- Instructions to follow: Every line in the listing is to be echoed verbatim.

- Records to process:
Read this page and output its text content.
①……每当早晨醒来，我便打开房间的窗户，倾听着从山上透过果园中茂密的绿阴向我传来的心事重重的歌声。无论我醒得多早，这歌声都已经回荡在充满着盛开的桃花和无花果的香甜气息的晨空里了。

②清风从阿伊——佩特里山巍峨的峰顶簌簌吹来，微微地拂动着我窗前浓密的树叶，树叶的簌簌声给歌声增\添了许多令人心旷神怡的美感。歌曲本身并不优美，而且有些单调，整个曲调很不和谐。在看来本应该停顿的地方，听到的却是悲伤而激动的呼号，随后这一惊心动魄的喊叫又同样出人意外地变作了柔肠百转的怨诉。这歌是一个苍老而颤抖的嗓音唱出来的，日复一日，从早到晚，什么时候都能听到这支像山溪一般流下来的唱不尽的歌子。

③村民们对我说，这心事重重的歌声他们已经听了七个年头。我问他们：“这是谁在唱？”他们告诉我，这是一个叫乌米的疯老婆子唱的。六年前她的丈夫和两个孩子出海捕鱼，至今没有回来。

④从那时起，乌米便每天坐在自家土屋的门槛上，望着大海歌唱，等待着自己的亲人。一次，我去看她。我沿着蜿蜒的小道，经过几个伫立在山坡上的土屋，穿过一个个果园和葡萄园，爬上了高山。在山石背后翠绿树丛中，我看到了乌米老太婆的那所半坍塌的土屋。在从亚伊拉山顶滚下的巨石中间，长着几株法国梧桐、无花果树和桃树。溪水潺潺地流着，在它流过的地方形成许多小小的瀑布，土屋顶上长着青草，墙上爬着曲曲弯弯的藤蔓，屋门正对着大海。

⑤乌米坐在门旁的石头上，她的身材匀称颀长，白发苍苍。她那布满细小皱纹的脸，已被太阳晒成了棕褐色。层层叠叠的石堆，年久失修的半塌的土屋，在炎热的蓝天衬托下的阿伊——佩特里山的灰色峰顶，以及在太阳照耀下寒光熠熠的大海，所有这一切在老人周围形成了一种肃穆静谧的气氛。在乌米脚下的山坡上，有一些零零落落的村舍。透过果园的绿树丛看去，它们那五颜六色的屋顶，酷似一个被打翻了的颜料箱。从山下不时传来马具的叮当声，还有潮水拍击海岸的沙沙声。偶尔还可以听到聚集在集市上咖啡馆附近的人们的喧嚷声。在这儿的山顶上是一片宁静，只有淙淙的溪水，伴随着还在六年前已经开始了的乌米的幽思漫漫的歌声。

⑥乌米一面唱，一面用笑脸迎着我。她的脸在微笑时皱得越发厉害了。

- Right answer:
Read this page and output its text content.
①……每当早晨醒来，我便打开房间的窗户，倾听着从山上透过果园中茂密的绿阴向我传来的心事重重的歌声。无论我醒得多早，这歌声都已经回荡在充满着盛开的桃花和无花果的香甜气息的晨空里了。

②清风从阿伊——佩特里山巍峨的峰顶簌簌吹来，微微地拂动着我窗前浓密的树叶，树叶的簌簌声给歌声增\添了许多令人心旷神怡的美感。歌曲本身并不优美，而且有些单调，整个曲调很不和谐。在看来本应该停顿的地方，听到的却是悲伤而激动的呼号，随后这一惊心动魄的喊叫又同样出人意外地变作了柔肠百转的怨诉。这歌是一个苍老而颤抖的嗓音唱出来的，日复一日，从早到晚，什么时候都能听到这支像山溪一般流下来的唱不尽的歌子。

③村民们对我说，这心事重重的歌声他们已经听了七个年头。我问他们：“这是谁在唱？”他们告诉我，这是一个叫乌米的疯老婆子唱的。六年前她的丈夫和两个孩子出海捕鱼，至今没有回来。

④从那时起，乌米便每天坐在自家土屋的门槛上，望着大海歌唱，等待着自己的亲人。一次，我去看她。我沿着蜿蜒的小道，经过几个伫立在山坡上的土屋，穿过一个个果园和葡萄园，爬上了高山。在山石背后翠绿树丛中，我看到了乌米老太婆的那所半坍塌的土屋。在从亚伊拉山顶滚下的巨石中间，长着几株法国梧桐、无花果树和桃树。溪水潺潺地流着，在它流过的地方形成许多小小的瀑布，土屋顶上长着青草，墙上爬着曲曲弯弯的藤蔓，屋门正对着大海。

⑤乌米坐在门旁的石头上，她的身材匀称颀长，白发苍苍。她那布满细小皱纹的脸，已被太阳晒成了棕褐色。层层叠叠的石堆，年久失修的半塌的土屋，在炎热的蓝天衬托下的阿伊——佩特里山的灰色峰顶，以及在太阳照耀下寒光熠熠的大海，所有这一切在老人周围形成了一种肃穆静谧的气氛。在乌米脚下的山坡上，有一些零零落落的村舍。透过果园的绿树丛看去，它们那五颜六色的屋顶，酷似一个被打翻了的颜料箱。从山下不时传来马具的叮当声，还有潮水拍击海岸的沙沙声。偶尔还可以听到聚集在集市上咖啡馆附近的人们的喧嚷声。在这儿的山顶上是一片宁静，只有淙淙的溪水，伴随着还在六年前已经开始了的乌米的幽思漫漫的歌声。

⑥乌米一面唱，一面用笑脸迎着我。她的脸在微笑时皱得越发厉害了。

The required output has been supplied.